GIVEN EXERCISE:
Locate each line in the records containing "times". Copy it.

EXCERPTED DATA:
* Start *

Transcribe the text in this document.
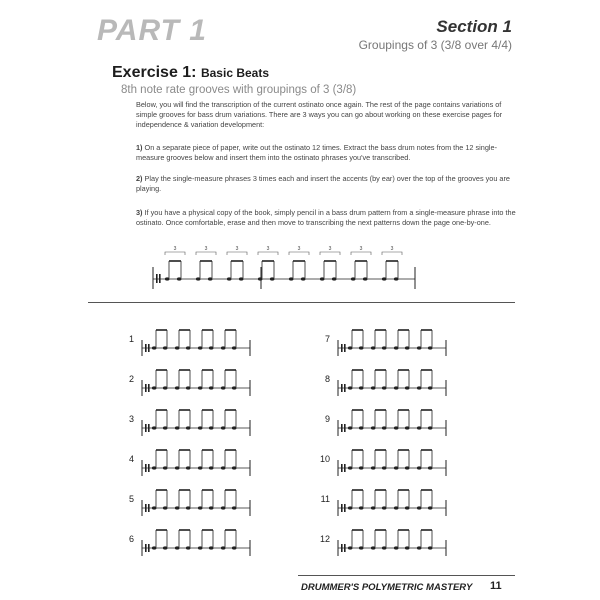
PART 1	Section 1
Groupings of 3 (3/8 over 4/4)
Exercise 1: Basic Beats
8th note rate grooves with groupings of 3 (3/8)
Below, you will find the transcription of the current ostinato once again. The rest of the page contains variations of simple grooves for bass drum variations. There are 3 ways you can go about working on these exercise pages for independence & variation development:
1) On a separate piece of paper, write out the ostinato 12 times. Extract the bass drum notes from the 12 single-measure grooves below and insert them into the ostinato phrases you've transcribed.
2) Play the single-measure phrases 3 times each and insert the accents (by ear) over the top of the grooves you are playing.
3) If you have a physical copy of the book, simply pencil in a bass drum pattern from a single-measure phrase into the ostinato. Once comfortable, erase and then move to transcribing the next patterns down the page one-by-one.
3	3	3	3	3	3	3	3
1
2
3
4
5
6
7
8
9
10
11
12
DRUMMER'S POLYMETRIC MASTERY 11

* End *
* Start *

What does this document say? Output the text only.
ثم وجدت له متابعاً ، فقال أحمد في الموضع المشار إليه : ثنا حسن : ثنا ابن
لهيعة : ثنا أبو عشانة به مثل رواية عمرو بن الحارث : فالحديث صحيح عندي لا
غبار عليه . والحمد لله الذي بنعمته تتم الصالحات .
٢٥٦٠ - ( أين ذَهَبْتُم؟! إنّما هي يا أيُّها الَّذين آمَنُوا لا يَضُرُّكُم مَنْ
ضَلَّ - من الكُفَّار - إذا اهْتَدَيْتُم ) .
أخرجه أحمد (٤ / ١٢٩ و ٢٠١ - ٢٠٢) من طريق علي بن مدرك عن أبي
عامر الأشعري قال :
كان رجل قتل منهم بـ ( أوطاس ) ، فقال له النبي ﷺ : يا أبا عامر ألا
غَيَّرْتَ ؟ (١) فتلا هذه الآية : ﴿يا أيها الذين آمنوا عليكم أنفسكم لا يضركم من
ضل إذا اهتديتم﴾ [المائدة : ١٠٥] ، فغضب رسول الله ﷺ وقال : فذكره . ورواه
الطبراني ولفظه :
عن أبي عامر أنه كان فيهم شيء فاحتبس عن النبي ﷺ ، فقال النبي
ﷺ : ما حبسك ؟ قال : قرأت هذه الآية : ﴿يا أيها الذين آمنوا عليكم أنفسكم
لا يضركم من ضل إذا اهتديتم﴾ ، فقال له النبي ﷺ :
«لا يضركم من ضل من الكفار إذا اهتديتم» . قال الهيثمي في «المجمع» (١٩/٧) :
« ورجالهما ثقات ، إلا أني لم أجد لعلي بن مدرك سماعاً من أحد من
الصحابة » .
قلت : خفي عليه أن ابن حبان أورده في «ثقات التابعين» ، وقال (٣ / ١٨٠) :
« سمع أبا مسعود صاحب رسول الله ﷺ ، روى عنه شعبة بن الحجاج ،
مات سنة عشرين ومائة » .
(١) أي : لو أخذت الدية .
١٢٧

* End *

WRITTEN ANSWER:
1) On a separate piece of paper, write out the ostinato 12 times. Extract the bass drum notes from the 12 single-measure grooves below and insert them into the ostinato phrases you've transcribed.
2) Play the single-measure phrases 3 times each and insert the accents (by ear) over the top of the grooves you are playing.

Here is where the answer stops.